What the task asks
Report the count of lines where the string "View" appears, and nothing else.

== Information shown

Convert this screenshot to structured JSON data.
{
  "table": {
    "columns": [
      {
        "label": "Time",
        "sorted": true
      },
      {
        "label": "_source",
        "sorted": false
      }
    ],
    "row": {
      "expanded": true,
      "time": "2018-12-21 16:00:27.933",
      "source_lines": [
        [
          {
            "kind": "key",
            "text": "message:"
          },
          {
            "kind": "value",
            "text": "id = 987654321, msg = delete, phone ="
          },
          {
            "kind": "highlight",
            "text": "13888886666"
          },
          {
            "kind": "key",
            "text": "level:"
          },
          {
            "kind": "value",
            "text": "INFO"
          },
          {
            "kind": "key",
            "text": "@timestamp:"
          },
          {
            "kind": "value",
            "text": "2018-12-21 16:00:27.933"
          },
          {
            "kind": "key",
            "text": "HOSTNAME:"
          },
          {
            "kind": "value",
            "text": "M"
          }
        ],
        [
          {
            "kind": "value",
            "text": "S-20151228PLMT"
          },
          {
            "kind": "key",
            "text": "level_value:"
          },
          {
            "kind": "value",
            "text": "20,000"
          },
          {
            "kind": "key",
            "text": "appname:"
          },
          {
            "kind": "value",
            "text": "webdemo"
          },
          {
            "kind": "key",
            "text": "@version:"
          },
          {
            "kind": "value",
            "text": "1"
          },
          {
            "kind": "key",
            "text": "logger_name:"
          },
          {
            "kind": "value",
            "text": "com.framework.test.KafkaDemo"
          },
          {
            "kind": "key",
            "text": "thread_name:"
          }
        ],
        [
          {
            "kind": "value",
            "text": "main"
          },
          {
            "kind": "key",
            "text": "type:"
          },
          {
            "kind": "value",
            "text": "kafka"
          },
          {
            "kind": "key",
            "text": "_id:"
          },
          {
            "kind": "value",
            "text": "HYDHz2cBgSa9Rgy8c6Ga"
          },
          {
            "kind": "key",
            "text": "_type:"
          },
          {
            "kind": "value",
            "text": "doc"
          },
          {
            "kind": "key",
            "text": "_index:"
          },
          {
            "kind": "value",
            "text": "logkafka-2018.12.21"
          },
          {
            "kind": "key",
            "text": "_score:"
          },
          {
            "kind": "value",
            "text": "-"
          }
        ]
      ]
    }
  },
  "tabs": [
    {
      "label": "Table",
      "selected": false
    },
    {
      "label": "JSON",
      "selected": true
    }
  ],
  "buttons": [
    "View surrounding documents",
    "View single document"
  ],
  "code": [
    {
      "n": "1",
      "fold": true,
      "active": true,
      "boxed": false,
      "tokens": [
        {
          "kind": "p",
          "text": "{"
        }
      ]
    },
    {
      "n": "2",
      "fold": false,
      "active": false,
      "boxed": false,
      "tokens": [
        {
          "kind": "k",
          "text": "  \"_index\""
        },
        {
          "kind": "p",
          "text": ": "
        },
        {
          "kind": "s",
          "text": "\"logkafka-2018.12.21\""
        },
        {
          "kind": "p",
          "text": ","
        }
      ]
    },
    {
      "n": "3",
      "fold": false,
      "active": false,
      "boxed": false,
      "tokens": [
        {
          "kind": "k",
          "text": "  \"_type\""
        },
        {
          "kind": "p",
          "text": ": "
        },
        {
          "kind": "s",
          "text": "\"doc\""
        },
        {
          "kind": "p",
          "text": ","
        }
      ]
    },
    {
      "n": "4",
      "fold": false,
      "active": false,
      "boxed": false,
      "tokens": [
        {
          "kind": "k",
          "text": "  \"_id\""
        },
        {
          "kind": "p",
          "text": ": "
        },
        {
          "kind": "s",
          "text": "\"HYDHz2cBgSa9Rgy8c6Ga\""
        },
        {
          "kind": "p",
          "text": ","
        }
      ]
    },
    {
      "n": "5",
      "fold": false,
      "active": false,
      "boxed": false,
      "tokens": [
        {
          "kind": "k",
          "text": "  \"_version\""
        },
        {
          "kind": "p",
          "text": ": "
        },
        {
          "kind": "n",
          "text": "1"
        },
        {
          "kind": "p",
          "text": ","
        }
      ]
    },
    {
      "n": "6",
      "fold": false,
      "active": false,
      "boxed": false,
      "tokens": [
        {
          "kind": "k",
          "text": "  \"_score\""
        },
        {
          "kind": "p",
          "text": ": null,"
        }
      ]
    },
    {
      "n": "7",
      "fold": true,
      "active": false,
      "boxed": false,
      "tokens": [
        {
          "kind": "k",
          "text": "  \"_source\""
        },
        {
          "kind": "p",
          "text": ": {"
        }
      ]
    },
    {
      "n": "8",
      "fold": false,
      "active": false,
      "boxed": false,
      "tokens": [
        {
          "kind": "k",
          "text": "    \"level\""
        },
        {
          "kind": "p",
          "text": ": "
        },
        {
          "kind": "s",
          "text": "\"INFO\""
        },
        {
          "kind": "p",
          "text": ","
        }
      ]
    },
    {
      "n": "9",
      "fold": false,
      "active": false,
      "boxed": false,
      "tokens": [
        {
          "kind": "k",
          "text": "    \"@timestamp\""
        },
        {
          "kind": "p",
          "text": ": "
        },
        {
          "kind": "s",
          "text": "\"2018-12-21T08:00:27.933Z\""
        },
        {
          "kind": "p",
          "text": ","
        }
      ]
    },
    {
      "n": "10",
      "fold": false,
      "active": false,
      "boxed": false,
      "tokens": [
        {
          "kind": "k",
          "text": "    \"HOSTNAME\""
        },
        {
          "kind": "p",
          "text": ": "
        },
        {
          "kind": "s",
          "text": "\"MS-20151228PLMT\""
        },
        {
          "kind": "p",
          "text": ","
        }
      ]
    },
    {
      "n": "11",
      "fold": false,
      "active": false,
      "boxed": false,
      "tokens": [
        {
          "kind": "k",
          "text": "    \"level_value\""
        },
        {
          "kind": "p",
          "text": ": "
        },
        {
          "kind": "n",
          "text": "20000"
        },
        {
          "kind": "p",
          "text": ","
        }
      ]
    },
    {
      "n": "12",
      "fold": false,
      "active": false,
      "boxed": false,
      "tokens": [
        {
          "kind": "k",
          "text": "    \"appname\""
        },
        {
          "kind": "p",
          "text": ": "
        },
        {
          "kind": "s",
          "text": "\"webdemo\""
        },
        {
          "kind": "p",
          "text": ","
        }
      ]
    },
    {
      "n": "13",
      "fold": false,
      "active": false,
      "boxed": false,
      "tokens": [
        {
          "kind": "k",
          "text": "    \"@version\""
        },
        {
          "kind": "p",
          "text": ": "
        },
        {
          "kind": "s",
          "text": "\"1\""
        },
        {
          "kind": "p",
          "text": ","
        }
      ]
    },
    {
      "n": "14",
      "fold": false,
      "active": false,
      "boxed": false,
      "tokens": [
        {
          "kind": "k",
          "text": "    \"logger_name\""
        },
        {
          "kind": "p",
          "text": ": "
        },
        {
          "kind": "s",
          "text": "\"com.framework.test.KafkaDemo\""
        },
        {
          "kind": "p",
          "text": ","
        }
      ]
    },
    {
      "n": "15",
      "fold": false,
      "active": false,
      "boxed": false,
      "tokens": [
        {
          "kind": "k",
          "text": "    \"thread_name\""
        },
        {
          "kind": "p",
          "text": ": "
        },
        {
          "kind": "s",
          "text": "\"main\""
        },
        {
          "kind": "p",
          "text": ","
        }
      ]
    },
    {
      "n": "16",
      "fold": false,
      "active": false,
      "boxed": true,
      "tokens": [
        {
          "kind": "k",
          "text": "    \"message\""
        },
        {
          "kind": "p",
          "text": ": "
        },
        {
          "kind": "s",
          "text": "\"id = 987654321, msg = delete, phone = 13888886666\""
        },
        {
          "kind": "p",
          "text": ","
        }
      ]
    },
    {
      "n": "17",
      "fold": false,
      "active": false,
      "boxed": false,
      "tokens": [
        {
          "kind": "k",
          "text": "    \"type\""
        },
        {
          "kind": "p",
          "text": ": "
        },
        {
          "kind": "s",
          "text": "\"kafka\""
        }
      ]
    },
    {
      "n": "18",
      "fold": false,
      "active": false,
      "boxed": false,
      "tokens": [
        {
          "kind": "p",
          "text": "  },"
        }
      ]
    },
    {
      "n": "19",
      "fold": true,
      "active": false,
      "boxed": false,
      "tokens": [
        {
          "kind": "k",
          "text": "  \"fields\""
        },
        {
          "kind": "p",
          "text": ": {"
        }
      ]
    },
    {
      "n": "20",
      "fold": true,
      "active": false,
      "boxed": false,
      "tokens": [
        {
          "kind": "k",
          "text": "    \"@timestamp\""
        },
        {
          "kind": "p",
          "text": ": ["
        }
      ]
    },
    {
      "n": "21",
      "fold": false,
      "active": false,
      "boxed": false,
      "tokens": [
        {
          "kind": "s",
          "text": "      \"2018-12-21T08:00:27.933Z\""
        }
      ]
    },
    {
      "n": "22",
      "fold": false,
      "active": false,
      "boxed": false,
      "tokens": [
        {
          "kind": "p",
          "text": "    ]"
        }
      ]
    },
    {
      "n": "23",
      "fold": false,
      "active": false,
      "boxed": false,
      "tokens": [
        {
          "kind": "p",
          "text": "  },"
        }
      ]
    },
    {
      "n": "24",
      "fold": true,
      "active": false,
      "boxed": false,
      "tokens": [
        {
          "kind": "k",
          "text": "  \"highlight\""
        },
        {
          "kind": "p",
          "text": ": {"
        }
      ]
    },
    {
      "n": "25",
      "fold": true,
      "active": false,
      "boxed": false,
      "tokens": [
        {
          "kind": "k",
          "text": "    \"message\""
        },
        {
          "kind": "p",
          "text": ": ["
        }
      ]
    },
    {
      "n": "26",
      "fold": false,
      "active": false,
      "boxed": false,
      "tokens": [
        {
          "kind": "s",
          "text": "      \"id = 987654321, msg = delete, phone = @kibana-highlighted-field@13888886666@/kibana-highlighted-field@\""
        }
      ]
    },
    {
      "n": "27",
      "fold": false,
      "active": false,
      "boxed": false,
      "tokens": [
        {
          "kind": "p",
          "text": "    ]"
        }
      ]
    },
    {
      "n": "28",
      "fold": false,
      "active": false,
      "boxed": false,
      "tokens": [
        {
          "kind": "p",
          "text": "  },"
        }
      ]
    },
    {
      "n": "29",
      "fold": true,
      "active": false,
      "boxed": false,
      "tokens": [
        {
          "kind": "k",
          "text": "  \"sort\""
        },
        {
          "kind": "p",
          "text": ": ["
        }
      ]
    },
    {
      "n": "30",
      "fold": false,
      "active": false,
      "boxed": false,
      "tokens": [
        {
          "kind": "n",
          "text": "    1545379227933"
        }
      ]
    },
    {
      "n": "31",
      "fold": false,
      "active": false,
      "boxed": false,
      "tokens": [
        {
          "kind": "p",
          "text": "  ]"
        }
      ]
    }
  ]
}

====

Exercise answer
2